Requirements: Every record must be repeated exactly; omit any pictures they contain.

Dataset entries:

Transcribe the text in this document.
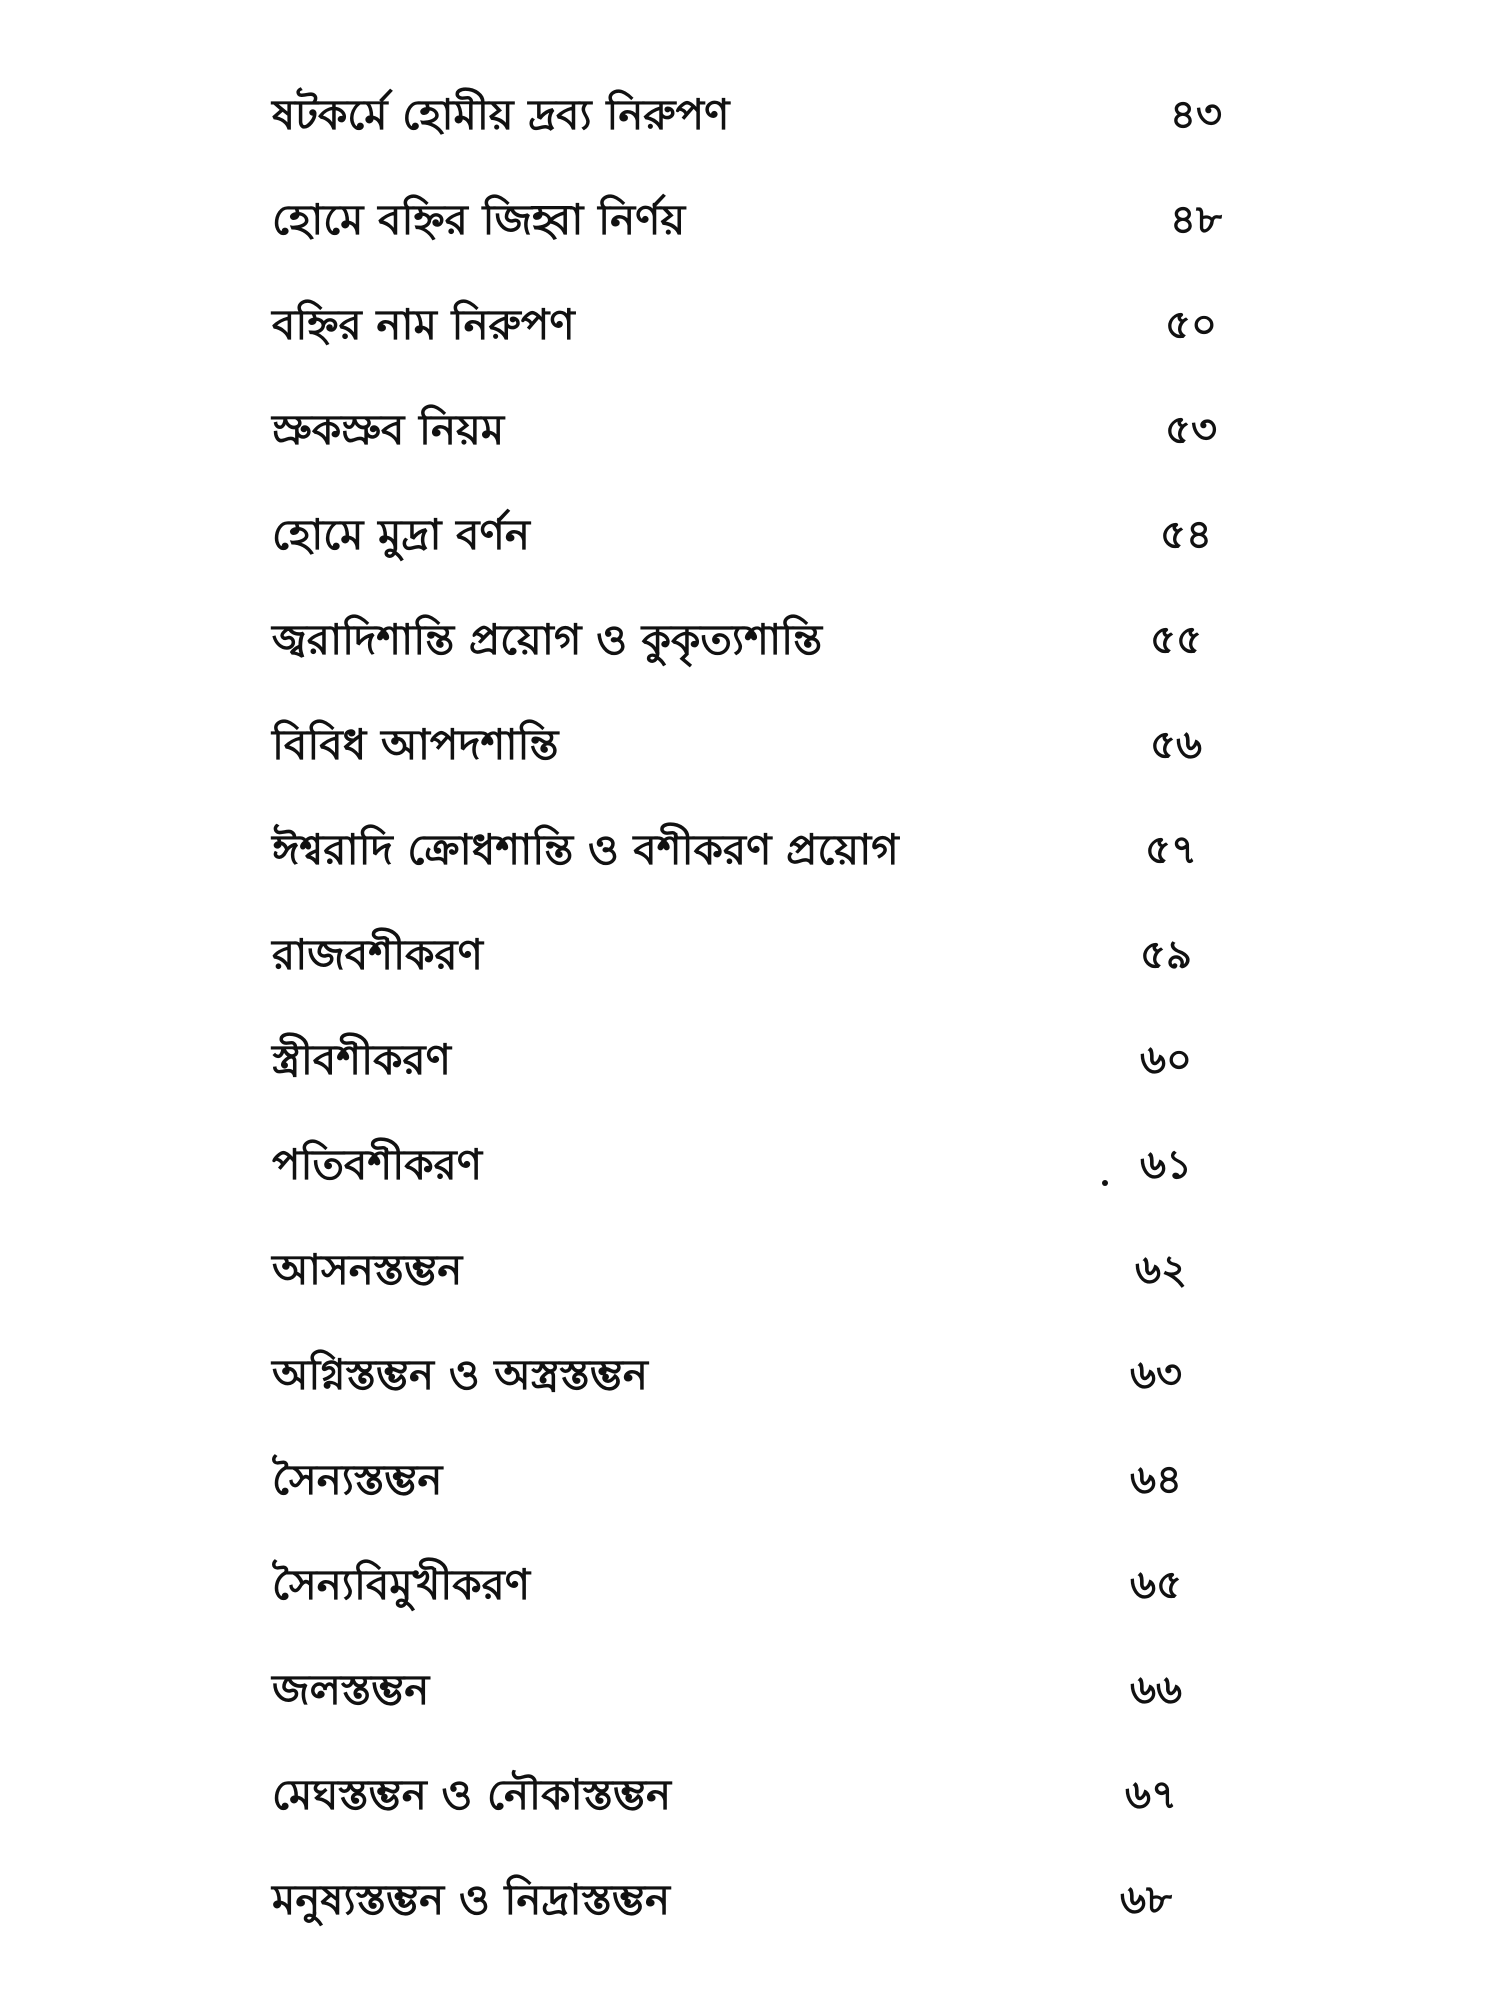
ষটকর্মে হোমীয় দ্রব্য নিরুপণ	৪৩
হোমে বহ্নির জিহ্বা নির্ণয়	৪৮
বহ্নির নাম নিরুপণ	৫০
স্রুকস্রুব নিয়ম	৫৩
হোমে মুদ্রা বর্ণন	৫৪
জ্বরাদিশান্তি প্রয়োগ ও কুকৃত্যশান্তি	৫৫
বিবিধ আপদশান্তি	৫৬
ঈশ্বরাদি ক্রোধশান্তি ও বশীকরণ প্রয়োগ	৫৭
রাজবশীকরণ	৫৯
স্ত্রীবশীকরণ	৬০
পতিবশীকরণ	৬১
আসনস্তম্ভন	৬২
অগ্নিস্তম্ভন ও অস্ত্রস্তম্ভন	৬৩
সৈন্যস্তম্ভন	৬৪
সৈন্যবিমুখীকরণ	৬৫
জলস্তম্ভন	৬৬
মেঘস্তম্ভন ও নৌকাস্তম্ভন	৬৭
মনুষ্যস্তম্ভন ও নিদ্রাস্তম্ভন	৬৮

Exercise response:
Transcribe the text in this document.
ষটকর্মে হোমীয় দ্রব্য নিরুপণ	৪৩
হোমে বহ্নির জিহ্বা নির্ণয়	৪৮
বহ্নির নাম নিরুপণ	৫০
স্রুকস্রুব নিয়ম	৫৩
হোমে মুদ্রা বর্ণন	৫৪
জ্বরাদিশান্তি প্রয়োগ ও কুকৃত্যশান্তি	৫৫
বিবিধ আপদশান্তি	৫৬
ঈশ্বরাদি ক্রোধশান্তি ও বশীকরণ প্রয়োগ	৫৭
রাজবশীকরণ	৫৯
স্ত্রীবশীকরণ	৬০
পতিবশীকরণ	৬১
আসনস্তম্ভন	৬২
অগ্নিস্তম্ভন ও অস্ত্রস্তম্ভন	৬৩
সৈন্যস্তম্ভন	৬৪
সৈন্যবিমুখীকরণ	৬৫
জলস্তম্ভন	৬৬
মেঘস্তম্ভন ও নৌকাস্তম্ভন	৬৭
মনুষ্যস্তম্ভন ও নিদ্রাস্তম্ভন	৬৮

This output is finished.